» **Written problem**
Copy out each line of the data holding "this".

(Dataset items)
──────────

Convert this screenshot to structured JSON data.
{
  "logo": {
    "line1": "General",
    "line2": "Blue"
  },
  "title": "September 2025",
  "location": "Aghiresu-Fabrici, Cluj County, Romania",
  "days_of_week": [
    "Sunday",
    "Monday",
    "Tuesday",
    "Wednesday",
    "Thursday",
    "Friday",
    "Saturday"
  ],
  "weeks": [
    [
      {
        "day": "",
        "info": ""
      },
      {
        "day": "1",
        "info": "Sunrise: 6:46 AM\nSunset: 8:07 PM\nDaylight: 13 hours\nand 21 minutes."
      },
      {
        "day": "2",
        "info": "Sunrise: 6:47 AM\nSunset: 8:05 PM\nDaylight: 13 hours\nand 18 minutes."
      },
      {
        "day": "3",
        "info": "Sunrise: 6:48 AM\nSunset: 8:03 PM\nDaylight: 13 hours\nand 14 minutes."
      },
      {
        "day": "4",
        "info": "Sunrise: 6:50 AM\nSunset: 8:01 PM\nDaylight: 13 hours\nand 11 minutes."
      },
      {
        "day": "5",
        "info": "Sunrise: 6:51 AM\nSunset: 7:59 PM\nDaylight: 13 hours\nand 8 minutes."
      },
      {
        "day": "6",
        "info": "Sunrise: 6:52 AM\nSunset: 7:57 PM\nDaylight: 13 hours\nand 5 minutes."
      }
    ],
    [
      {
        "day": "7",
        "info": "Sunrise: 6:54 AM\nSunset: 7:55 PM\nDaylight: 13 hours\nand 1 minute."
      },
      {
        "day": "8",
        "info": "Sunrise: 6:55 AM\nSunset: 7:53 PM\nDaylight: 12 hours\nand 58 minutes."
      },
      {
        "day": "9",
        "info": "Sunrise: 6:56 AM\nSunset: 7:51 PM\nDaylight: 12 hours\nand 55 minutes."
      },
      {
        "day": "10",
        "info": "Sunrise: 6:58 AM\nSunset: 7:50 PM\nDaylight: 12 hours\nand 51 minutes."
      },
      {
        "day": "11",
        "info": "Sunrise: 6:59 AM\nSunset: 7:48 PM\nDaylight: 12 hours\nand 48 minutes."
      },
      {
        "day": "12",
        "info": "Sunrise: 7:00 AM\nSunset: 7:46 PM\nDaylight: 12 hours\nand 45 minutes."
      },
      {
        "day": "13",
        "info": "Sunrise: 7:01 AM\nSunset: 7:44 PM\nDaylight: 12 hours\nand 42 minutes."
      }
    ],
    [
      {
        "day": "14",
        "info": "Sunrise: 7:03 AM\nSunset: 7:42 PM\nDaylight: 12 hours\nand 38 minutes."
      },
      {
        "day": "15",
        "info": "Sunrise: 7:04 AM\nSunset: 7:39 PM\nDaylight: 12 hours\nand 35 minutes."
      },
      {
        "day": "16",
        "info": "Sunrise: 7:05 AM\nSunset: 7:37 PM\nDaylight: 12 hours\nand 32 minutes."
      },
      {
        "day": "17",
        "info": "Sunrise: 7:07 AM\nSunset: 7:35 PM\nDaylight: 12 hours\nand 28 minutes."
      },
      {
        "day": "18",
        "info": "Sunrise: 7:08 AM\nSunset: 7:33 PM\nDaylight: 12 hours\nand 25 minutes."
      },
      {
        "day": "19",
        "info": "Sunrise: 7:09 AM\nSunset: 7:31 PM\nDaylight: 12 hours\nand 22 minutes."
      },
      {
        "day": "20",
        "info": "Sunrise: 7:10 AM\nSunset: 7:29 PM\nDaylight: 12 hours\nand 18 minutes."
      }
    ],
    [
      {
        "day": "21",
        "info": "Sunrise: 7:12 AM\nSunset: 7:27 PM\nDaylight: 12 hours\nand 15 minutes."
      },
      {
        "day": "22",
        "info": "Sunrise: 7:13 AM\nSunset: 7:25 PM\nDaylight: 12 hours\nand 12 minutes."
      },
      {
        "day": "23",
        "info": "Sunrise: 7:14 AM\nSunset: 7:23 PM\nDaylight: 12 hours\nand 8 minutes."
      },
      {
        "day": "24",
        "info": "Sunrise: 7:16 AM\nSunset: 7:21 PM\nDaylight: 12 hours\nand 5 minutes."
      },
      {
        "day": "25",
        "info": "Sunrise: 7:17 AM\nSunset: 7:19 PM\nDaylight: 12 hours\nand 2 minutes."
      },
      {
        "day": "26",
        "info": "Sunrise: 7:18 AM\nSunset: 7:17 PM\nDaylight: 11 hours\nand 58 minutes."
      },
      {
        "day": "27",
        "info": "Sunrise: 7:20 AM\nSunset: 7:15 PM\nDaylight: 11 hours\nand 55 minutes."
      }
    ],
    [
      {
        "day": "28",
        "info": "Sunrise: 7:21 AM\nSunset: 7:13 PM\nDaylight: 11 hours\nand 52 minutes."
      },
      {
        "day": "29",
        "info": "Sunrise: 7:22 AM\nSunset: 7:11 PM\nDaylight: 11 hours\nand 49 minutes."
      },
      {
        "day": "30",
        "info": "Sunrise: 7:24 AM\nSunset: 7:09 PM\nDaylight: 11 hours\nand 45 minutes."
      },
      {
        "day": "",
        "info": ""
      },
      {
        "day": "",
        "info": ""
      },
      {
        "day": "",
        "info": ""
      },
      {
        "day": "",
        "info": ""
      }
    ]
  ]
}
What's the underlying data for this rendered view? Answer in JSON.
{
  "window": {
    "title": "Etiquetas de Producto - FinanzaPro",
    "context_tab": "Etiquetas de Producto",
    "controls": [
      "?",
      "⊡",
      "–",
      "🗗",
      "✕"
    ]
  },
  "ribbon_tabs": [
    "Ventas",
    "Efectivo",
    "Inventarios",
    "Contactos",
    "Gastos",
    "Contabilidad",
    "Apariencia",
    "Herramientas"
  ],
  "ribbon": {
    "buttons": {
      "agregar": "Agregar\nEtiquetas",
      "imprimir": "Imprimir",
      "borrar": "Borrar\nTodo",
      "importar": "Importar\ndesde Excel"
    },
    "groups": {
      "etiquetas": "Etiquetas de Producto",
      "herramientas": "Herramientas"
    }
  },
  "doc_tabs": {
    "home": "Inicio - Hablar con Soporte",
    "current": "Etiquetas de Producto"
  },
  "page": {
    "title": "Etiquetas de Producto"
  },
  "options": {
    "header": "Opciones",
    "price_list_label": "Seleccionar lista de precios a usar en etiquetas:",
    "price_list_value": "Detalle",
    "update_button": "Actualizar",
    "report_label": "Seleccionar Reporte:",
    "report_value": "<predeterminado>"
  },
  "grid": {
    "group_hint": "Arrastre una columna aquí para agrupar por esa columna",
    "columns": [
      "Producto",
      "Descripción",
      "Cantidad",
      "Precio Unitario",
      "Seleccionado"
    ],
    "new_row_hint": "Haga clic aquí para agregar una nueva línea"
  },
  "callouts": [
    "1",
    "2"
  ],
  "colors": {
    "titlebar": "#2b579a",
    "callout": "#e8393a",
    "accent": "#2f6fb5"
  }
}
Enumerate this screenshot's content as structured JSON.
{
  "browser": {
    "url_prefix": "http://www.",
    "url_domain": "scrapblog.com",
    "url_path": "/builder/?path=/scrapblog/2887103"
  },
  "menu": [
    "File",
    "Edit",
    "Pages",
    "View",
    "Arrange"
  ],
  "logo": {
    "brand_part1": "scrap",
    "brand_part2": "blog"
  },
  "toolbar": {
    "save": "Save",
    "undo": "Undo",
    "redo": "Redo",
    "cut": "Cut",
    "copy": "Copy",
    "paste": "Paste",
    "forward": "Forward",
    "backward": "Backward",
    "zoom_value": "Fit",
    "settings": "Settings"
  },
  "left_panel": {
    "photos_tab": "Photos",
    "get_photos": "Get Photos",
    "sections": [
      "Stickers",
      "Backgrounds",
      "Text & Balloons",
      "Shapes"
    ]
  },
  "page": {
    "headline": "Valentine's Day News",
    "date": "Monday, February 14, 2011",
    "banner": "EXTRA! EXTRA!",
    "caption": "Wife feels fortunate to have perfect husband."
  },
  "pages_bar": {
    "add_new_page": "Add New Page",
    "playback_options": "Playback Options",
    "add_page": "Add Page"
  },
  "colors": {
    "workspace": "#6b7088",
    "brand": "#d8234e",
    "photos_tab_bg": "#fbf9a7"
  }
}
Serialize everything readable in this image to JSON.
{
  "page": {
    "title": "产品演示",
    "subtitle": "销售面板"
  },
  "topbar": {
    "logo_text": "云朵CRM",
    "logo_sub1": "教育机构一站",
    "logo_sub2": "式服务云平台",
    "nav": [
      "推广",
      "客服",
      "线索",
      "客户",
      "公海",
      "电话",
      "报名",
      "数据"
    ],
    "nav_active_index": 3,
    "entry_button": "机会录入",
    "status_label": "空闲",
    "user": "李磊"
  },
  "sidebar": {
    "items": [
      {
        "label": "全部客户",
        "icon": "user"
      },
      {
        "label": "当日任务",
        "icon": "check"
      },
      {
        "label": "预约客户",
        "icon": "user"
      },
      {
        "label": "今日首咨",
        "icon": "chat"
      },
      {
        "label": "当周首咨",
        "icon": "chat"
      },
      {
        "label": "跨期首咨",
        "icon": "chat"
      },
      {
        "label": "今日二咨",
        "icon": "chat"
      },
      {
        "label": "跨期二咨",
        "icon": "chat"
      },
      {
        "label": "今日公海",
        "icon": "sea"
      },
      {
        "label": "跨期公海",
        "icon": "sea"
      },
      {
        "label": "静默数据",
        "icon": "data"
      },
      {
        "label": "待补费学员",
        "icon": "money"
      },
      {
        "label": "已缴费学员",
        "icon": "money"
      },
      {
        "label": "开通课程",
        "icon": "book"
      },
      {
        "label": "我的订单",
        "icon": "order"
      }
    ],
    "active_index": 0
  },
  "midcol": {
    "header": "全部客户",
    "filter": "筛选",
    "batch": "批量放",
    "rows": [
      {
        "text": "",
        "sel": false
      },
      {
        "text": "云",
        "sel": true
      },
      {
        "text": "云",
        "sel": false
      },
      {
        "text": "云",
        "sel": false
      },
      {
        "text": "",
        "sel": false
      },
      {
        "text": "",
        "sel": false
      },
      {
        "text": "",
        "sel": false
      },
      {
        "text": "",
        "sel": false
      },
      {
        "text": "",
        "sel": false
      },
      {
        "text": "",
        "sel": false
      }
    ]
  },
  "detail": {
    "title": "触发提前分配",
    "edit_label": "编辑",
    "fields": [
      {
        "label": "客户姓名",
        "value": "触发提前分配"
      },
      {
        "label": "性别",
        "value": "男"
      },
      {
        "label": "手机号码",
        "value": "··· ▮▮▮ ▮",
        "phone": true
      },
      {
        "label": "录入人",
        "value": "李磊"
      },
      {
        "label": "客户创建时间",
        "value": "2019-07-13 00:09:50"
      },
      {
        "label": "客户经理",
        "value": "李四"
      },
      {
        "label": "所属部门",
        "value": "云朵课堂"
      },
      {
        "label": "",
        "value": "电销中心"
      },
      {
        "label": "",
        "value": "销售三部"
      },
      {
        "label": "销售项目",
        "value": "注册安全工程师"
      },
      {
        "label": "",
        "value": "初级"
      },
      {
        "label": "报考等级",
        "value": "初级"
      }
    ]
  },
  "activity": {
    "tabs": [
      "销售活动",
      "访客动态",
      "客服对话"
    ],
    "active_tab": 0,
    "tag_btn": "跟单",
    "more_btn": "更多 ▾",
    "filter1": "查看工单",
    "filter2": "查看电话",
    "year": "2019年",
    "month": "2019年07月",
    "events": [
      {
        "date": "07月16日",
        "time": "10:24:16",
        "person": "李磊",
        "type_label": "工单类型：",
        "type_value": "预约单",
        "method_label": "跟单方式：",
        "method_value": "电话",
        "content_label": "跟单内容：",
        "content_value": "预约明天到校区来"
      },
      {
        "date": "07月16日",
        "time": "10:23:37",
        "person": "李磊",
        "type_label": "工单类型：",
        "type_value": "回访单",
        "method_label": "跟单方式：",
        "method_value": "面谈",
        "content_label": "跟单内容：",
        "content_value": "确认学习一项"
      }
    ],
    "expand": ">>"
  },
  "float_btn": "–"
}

──────────

» **Complete answer**
Convert this screenshot to structured JSON data.
What's the underlying data for this rendered view? Answer in JSON.
Enumerate this screenshot's content as structured JSON.
Serialize everything readable in this image to JSON.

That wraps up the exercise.